## WRITTEN EXERCISE
Please copy out the records from their first line through the line that contains "84, 861, 110]", keeping each line unchanged and including both of those lines.
* * * * * * * * *
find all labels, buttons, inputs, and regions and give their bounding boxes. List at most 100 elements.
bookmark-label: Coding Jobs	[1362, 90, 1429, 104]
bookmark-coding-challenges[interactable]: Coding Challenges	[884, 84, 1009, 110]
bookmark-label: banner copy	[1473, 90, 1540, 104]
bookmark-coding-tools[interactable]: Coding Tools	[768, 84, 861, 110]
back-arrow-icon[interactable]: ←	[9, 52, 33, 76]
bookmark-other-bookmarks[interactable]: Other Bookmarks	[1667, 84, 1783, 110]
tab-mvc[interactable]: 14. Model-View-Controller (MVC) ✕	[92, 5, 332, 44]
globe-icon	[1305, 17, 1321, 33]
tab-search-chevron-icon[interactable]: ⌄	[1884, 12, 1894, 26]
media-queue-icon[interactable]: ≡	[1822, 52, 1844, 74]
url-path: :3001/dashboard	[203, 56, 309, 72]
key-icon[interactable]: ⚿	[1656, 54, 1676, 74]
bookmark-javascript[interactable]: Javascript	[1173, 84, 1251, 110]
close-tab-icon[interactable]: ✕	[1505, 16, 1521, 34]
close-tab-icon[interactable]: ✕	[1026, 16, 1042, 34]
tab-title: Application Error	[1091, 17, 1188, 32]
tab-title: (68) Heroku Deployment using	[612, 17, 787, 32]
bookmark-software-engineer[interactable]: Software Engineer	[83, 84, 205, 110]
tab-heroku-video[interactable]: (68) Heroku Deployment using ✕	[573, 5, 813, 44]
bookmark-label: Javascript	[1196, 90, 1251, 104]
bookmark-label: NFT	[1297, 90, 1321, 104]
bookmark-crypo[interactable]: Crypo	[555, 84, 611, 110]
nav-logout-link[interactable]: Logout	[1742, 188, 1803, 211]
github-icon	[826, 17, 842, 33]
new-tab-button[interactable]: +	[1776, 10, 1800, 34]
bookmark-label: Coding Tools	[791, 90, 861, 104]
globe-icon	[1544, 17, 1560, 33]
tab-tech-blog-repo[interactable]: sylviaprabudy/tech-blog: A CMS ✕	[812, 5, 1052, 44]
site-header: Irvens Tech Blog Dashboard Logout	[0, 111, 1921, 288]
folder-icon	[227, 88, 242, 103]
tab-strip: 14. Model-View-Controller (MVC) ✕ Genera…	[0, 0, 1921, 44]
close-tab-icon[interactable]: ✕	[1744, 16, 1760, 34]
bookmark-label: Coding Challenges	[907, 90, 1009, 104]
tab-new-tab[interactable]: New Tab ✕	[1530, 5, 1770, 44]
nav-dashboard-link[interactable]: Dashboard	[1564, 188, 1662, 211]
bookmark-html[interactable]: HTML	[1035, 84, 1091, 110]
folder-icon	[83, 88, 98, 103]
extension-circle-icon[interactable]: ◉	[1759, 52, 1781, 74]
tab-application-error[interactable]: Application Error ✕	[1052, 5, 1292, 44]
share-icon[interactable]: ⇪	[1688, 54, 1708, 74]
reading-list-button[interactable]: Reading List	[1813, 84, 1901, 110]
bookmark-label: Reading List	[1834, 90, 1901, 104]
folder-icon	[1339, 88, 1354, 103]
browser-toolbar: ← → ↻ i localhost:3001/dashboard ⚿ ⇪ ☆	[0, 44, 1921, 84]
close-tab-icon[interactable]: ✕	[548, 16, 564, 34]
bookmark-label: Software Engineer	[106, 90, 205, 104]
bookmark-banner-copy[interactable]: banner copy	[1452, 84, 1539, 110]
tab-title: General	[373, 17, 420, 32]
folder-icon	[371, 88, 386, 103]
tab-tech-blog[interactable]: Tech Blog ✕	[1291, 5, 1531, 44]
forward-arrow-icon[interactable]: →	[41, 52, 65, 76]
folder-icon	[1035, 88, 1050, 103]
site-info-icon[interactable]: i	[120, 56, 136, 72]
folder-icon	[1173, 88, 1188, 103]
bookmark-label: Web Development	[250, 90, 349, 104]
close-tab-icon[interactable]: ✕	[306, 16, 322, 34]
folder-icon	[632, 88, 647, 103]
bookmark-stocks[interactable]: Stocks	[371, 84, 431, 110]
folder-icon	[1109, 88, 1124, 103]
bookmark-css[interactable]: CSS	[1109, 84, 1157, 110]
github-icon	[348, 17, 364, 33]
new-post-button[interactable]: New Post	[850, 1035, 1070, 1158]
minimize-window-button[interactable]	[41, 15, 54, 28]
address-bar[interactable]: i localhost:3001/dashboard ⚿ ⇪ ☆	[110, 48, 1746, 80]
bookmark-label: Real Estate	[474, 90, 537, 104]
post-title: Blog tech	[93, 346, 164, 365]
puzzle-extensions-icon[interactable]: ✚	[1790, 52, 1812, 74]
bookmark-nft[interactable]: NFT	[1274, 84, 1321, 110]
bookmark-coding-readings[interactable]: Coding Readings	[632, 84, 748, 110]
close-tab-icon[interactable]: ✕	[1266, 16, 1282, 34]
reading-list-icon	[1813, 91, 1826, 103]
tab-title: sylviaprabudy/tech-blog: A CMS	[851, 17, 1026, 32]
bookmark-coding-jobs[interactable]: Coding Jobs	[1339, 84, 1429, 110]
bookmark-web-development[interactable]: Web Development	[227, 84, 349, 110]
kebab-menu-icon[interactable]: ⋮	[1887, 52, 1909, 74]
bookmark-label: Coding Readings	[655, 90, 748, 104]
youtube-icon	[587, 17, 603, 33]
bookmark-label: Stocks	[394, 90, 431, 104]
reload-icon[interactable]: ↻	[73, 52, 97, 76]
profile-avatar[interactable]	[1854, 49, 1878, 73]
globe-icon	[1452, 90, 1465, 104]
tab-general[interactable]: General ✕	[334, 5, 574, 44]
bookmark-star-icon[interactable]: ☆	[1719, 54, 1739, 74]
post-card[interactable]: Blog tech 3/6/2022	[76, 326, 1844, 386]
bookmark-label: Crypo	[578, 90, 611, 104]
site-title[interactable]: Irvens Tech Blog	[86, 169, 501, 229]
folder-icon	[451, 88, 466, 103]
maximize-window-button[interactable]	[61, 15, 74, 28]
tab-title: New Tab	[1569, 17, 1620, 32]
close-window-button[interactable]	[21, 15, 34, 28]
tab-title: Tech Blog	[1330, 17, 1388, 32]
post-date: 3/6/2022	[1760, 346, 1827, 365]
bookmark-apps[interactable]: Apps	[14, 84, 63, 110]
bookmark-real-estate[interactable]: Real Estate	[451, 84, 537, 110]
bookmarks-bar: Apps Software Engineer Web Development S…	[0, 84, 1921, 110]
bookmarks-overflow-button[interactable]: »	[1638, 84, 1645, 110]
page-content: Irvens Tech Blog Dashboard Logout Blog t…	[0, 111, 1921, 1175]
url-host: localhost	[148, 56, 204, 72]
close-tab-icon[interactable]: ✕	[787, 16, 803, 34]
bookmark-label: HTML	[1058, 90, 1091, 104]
* * * * * * * * *
## RESULT FOR THIS EXERCISE
find all labels, buttons, inputs, and regions and give their bounding boxes. List at most 100 elements.
bookmark-label: Coding Jobs	[1362, 90, 1429, 104]
bookmark-coding-challenges[interactable]: Coding Challenges	[884, 84, 1009, 110]
bookmark-label: banner copy	[1473, 90, 1540, 104]
bookmark-coding-tools[interactable]: Coding Tools	[768, 84, 861, 110]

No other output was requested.